_Records from a collection of figures_.
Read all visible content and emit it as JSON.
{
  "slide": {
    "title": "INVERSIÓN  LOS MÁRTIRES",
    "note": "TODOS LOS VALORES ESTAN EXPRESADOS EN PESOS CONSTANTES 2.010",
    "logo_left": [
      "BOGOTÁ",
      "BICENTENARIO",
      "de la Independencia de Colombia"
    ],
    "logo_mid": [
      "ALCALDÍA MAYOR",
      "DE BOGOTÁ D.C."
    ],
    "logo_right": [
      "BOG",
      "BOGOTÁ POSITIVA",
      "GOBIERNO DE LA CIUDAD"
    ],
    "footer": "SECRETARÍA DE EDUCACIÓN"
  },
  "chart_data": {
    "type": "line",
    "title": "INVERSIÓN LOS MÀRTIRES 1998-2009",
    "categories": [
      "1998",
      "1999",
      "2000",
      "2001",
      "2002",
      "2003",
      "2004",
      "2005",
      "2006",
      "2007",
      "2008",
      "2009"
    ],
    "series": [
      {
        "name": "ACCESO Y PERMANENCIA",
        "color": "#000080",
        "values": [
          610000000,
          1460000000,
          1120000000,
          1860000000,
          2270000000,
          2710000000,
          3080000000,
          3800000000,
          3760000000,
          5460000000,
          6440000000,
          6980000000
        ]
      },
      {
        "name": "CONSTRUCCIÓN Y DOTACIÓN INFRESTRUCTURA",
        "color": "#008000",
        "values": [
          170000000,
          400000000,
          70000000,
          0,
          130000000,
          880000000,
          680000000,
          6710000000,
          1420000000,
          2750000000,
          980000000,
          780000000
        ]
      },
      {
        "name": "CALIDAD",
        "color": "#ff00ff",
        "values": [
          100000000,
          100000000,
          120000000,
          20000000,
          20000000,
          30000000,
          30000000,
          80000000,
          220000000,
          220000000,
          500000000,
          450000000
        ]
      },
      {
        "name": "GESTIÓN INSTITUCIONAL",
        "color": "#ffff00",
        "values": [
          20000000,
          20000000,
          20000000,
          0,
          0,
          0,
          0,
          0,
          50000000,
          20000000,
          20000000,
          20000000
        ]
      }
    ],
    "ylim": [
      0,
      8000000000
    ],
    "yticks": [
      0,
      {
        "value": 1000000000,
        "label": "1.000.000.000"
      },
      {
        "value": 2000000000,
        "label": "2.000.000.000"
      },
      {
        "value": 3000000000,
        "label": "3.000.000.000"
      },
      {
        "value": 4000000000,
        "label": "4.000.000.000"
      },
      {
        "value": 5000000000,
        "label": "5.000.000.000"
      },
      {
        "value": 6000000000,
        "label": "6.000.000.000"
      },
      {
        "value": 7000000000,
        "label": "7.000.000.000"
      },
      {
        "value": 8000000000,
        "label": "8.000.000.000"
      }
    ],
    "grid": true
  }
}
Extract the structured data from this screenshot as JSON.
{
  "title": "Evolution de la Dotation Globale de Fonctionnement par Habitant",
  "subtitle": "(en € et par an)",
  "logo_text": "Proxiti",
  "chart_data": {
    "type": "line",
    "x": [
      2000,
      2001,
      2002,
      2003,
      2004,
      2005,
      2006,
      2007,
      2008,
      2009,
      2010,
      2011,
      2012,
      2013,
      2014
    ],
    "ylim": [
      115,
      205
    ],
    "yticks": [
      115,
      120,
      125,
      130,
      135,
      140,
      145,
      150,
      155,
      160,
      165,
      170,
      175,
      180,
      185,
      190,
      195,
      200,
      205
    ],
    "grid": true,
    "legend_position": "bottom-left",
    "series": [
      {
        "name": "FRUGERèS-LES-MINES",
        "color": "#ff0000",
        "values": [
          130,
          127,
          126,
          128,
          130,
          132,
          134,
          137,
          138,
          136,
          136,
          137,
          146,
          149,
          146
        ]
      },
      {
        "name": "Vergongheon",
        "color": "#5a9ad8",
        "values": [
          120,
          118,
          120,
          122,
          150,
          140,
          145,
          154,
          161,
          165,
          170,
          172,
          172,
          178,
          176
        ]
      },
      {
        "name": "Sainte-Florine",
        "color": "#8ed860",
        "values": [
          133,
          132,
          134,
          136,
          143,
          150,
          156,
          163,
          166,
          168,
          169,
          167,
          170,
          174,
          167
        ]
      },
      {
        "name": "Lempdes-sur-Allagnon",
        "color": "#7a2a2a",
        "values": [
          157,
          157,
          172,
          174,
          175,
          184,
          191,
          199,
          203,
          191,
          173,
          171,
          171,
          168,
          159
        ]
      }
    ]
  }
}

_AIM OF THE TASK_. Wherever the word "BOGOTÁ" occurs in a line of the listing, copy that line.

_EXPECTED OUTPUT_.
      "BOGOTÁ",
      "DE BOGOTÁ D.C."
      "BOGOTÁ POSITIVA",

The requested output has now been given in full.